> Aim of the task
Render every line from the one containing "Patent image size: (612, 606)." down to and including the one containing "The image separation line 33a" as a JSON list of strings, one string per line, leaving out blank lines.

_____

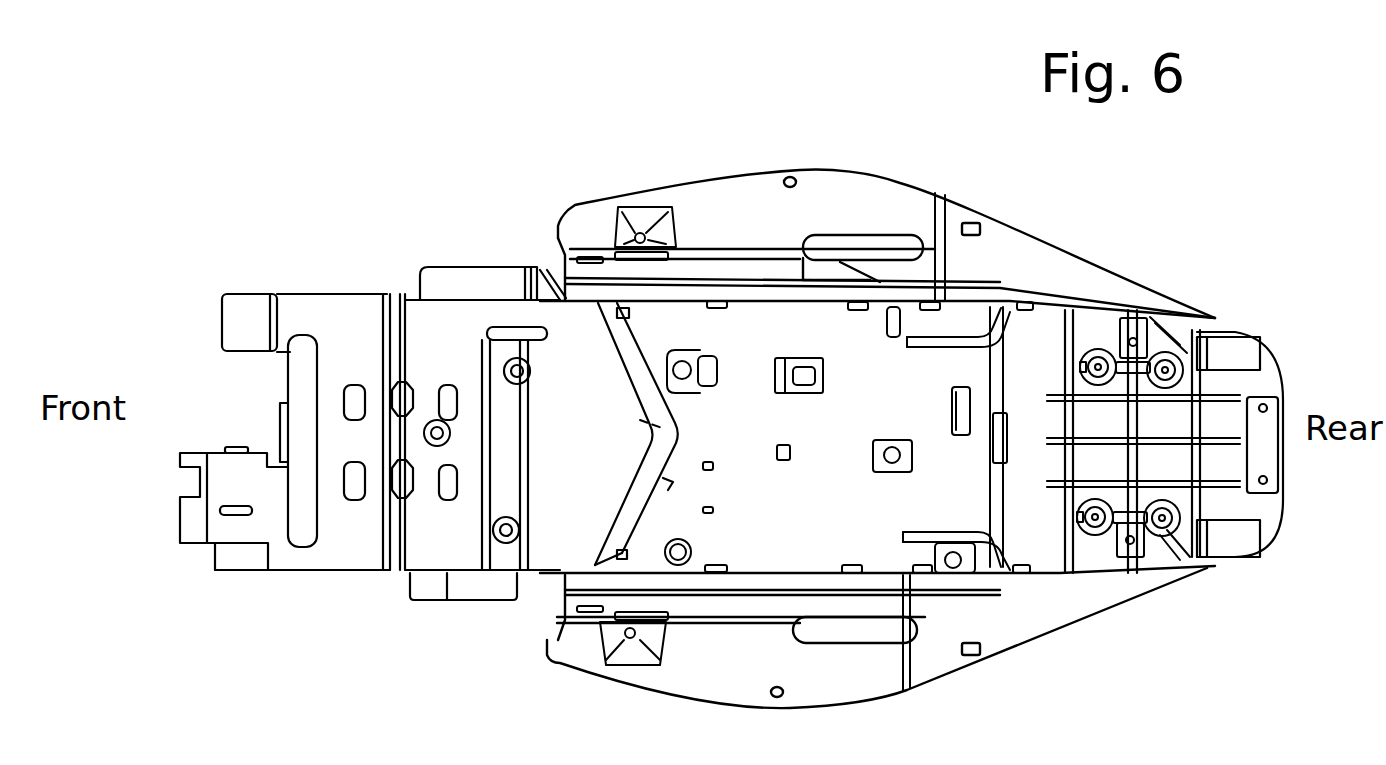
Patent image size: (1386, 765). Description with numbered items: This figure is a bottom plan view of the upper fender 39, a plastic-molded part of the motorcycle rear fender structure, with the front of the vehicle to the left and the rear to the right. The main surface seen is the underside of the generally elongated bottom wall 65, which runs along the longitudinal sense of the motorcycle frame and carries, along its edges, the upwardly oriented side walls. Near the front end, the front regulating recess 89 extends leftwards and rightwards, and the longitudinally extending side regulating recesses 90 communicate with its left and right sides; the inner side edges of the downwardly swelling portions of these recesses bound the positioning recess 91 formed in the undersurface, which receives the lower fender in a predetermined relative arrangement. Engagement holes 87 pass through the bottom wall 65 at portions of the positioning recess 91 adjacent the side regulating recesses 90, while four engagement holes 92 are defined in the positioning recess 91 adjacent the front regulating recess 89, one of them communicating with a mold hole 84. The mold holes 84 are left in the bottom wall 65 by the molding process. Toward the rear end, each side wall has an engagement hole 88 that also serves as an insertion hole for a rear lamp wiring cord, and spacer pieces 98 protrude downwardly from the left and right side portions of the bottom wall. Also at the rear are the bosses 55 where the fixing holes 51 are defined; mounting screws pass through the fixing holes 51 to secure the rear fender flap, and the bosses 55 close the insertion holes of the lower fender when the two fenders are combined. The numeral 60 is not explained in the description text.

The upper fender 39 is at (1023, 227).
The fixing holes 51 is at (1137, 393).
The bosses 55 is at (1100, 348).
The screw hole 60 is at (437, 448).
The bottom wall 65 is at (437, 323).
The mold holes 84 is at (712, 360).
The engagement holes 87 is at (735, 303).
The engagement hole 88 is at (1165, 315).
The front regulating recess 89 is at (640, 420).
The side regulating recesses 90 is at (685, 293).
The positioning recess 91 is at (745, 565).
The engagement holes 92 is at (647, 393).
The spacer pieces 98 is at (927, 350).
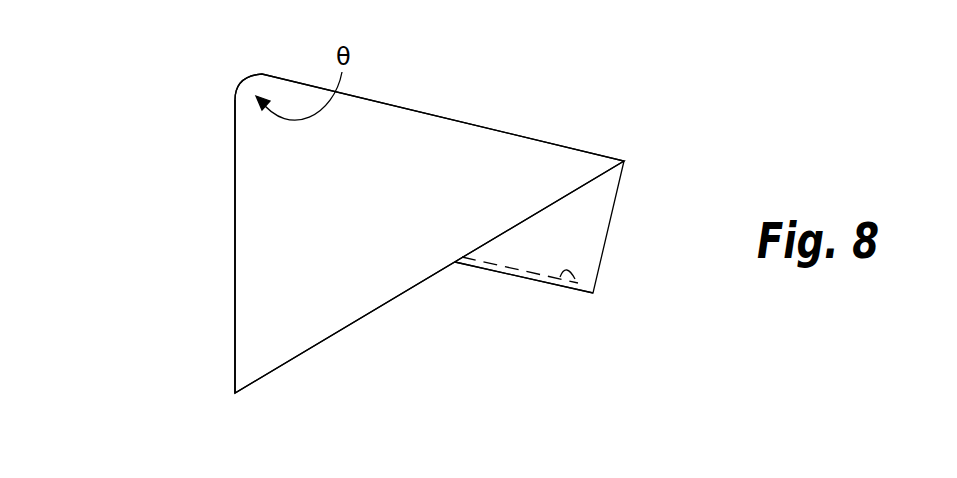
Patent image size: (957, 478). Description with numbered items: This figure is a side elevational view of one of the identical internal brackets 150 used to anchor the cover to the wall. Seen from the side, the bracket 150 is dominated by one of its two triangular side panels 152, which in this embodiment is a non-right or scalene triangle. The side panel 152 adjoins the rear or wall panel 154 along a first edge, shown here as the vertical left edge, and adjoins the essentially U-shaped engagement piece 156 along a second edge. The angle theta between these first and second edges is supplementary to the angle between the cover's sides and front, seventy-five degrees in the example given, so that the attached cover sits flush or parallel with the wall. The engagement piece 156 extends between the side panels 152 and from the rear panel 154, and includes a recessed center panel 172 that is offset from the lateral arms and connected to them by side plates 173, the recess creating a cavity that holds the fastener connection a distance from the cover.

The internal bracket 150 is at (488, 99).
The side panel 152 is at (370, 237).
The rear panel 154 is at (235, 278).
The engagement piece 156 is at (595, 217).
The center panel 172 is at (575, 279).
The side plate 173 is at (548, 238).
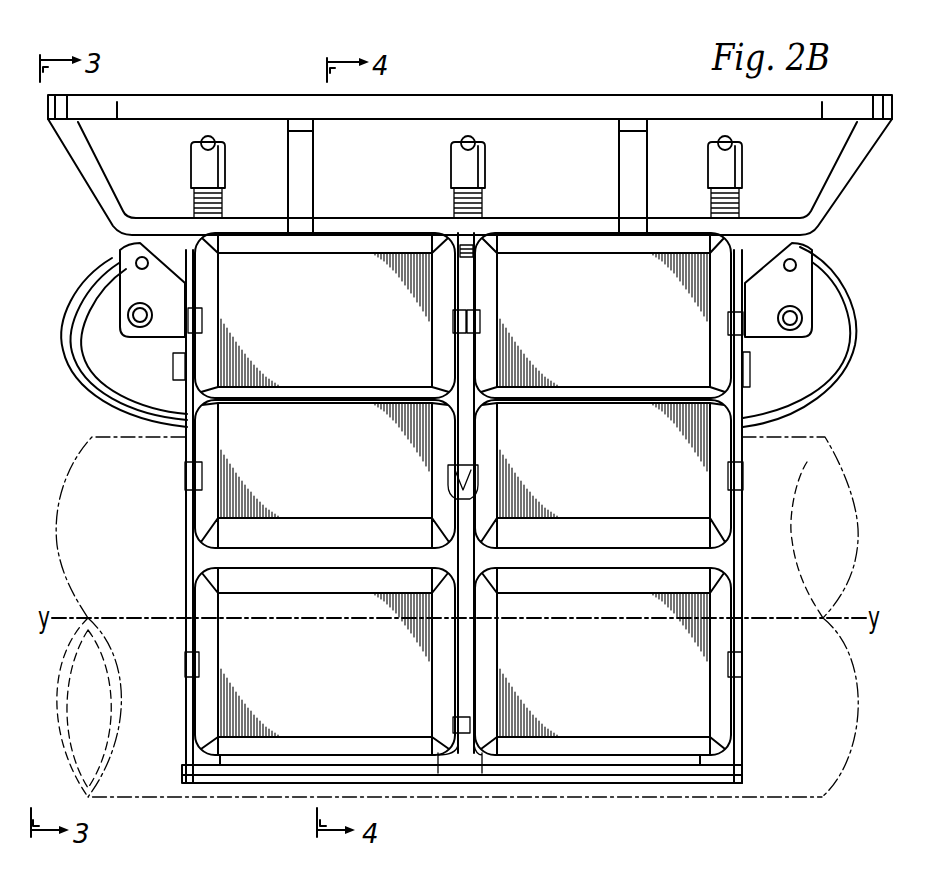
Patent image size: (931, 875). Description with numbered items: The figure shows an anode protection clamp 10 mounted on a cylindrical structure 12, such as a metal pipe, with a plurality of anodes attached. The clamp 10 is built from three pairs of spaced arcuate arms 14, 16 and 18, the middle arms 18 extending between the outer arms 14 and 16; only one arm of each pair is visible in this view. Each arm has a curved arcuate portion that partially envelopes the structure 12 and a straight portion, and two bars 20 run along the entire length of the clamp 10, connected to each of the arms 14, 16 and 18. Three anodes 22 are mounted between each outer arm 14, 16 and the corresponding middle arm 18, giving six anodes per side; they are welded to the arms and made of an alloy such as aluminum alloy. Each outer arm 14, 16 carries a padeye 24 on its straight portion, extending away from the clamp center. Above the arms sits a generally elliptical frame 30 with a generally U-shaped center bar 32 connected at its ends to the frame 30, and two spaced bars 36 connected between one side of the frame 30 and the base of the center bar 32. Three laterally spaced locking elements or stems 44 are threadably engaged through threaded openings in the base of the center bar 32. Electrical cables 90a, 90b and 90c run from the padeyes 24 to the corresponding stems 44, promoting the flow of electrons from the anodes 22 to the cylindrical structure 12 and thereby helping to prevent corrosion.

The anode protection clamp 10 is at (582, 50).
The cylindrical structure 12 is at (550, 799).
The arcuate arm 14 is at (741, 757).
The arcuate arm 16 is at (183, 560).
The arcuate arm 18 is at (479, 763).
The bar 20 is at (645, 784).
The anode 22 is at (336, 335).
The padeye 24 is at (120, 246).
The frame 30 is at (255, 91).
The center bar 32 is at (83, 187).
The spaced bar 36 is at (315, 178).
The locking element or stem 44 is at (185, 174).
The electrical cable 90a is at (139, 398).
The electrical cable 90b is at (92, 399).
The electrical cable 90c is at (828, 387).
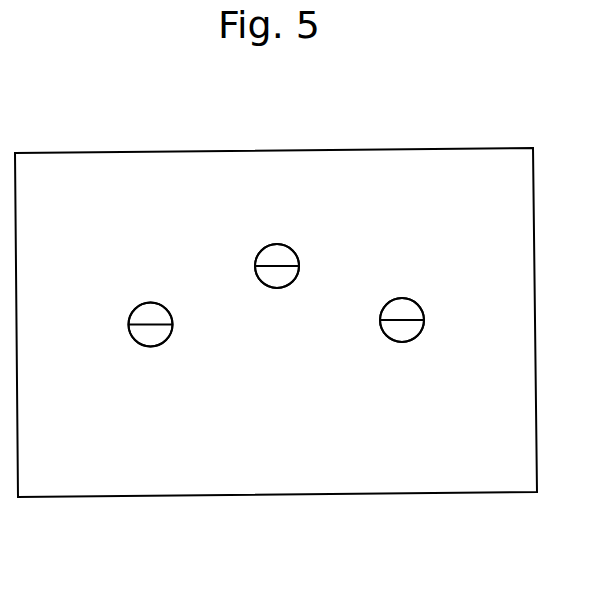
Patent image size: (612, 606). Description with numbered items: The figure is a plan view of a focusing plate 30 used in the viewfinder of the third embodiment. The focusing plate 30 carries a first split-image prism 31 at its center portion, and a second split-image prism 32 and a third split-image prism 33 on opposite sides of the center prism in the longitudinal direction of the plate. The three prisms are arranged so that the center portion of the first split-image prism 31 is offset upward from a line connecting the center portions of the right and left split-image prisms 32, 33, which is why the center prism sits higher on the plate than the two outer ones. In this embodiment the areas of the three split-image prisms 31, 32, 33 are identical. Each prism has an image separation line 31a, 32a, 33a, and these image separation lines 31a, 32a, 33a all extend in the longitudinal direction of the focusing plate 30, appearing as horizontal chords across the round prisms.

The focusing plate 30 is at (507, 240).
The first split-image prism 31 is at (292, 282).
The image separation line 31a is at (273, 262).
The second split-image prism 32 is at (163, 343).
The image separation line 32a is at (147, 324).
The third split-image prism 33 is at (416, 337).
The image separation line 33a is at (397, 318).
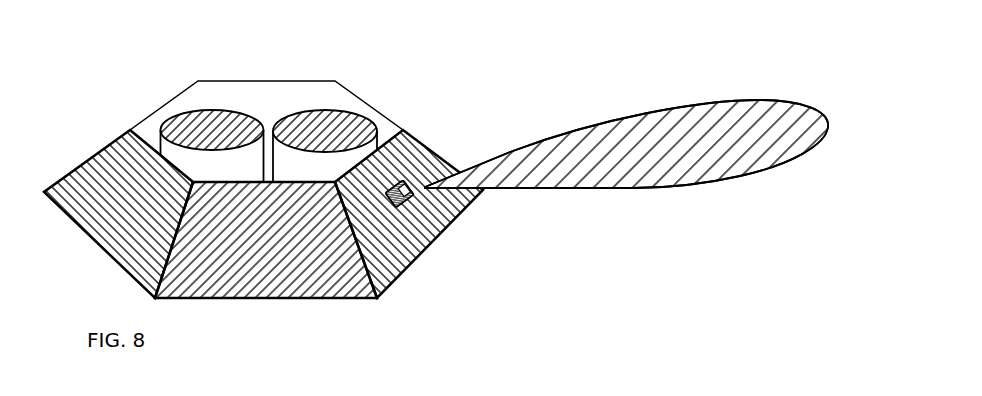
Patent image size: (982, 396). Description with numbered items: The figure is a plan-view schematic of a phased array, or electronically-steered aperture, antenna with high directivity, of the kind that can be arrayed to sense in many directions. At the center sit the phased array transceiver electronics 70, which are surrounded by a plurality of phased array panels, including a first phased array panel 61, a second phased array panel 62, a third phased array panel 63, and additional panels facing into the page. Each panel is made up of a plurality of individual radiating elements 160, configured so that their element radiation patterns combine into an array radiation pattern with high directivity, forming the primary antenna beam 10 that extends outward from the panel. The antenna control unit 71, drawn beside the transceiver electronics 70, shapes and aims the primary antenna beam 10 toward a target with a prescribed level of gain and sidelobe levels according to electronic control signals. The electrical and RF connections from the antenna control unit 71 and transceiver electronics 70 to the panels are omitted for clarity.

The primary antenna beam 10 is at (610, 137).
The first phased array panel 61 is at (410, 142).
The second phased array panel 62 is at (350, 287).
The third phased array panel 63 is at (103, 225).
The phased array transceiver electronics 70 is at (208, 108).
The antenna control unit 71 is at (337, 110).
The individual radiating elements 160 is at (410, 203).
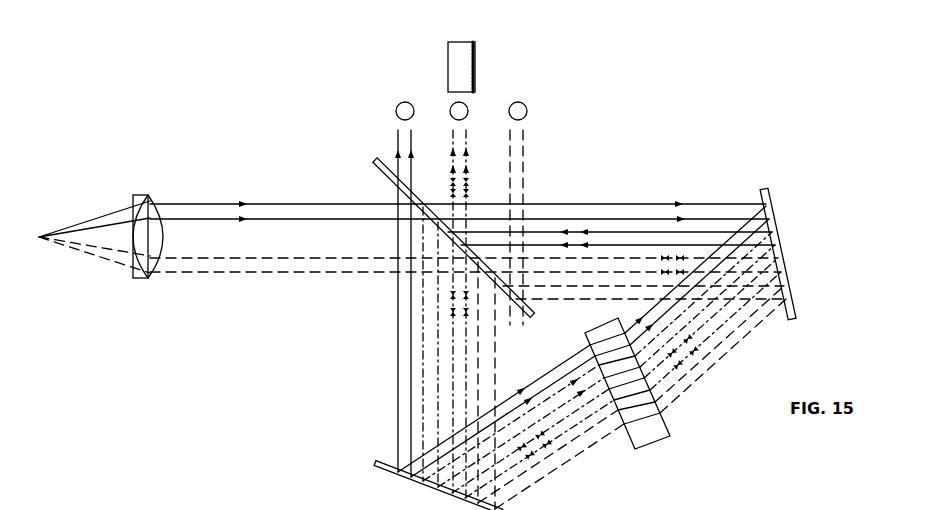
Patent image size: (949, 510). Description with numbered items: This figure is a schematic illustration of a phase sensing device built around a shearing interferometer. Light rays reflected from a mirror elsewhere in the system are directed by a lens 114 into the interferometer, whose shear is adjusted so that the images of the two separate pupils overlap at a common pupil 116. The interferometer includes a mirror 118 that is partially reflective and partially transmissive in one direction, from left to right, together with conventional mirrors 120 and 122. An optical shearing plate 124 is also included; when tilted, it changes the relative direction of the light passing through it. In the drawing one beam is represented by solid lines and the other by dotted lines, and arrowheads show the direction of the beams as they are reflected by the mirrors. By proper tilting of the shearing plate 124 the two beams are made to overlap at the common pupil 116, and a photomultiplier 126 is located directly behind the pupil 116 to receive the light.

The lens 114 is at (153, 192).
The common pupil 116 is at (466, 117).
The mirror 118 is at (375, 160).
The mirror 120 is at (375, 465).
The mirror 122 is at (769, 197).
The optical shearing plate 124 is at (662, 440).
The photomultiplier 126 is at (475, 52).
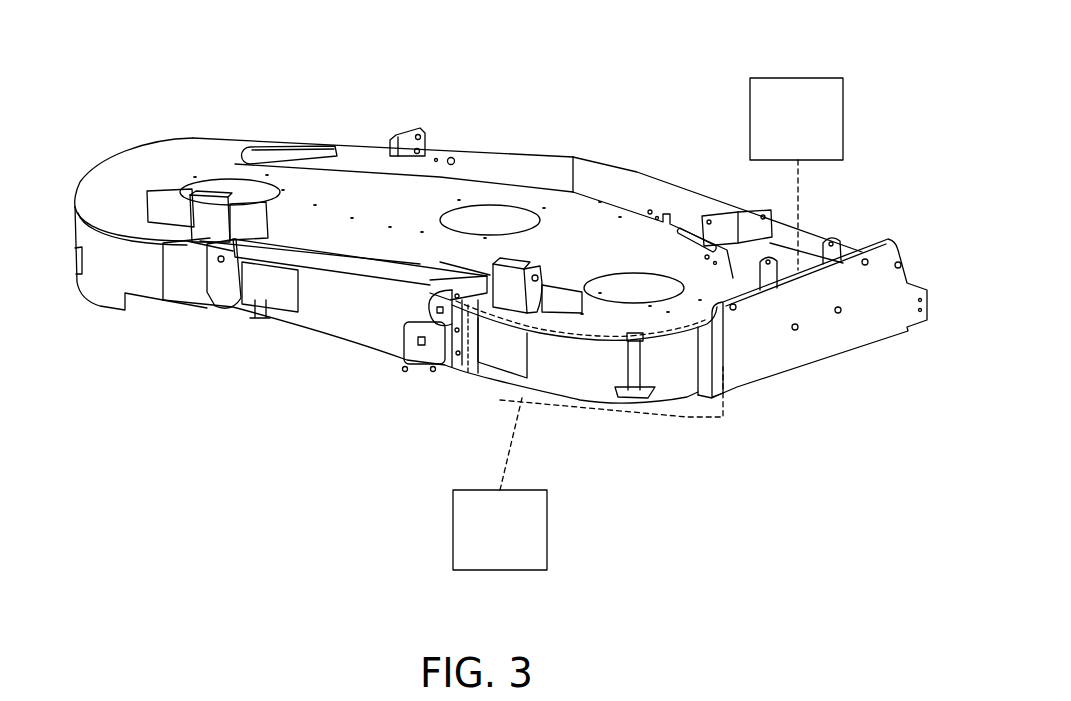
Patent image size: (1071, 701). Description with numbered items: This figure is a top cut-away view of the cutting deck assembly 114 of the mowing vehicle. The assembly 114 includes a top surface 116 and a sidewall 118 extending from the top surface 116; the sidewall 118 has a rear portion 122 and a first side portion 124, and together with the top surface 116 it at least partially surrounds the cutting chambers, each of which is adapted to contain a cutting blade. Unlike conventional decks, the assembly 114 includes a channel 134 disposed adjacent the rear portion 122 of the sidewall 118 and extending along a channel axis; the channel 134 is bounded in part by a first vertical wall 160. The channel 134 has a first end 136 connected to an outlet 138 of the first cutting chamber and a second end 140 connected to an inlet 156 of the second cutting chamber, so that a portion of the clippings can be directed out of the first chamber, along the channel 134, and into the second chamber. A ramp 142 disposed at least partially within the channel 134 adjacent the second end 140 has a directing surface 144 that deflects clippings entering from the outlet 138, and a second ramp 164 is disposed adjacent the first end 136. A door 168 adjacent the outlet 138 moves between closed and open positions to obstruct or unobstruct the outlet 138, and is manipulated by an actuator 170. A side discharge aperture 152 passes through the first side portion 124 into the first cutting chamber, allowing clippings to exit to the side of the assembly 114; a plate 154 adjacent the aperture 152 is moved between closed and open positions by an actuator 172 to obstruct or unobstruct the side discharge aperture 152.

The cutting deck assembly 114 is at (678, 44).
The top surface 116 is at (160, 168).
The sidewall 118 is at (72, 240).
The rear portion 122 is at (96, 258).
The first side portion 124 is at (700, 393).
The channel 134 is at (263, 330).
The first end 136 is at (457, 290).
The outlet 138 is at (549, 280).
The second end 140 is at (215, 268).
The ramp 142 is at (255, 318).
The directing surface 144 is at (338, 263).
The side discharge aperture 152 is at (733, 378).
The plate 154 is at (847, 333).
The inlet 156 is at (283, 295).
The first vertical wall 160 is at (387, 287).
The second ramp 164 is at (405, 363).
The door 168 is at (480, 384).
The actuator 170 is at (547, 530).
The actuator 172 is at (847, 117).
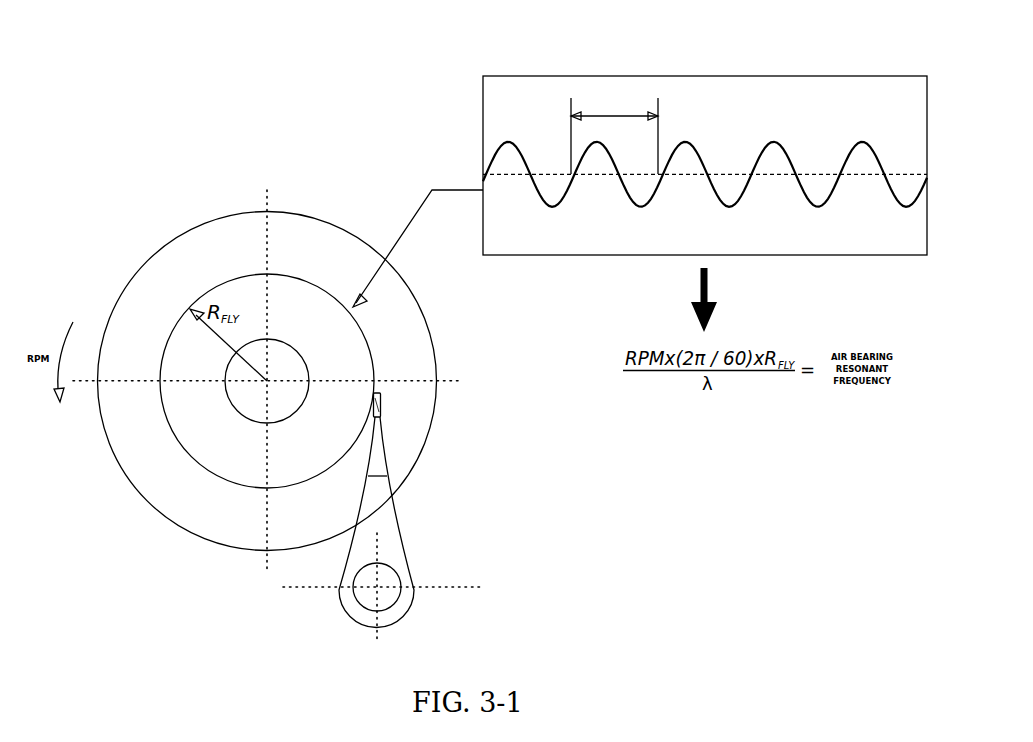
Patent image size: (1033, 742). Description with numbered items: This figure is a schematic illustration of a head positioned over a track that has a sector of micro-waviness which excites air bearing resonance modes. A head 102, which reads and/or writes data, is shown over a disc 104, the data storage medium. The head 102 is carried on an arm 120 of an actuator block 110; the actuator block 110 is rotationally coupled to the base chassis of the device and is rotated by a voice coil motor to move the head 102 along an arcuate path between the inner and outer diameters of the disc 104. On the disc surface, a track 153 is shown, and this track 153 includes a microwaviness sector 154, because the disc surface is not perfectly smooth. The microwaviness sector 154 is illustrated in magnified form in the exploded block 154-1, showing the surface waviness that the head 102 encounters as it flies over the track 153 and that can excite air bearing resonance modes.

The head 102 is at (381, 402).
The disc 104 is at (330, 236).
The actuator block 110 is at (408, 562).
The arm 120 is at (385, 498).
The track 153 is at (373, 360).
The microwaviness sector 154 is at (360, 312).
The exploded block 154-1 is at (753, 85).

_____

> Exercise response
[
  "Patent image size: (612, 606). Description with numbered items: The figure is a plan view of a focusing plate 30 used in the viewfinder of the third embodiment. The focusing plate 30 carries a first split-image prism 31 at its center portion, and a second split-image prism 32 and a third split-image prism 33 on opposite sides of the center prism in the longitudinal direction of the plate. The three prisms are arranged so that the center portion of the first split-image prism 31 is offset upward from a line connecting the center portions of the right and left split-image prisms 32, 33, which is why the center prism sits higher on the plate than the two outer ones. In this embodiment the areas of the three split-image prisms 31, 32, 33 are identical. Each prism has an image separation line 31a, 32a, 33a, and these image separation lines 31a, 32a, 33a all extend in the longitudinal direction of the focusing plate 30, appearing as horizontal chords across the round prisms.",
  "The focusing plate 30 is at (507, 240).",
  "The first split-image prism 31 is at (292, 282).",
  "The image separation line 31a is at (273, 262).",
  "The second split-image prism 32 is at (163, 343).",
  "The image separation line 32a is at (147, 324).",
  "The third split-image prism 33 is at (416, 337).",
  "The image separation line 33a is at (397, 318)."
]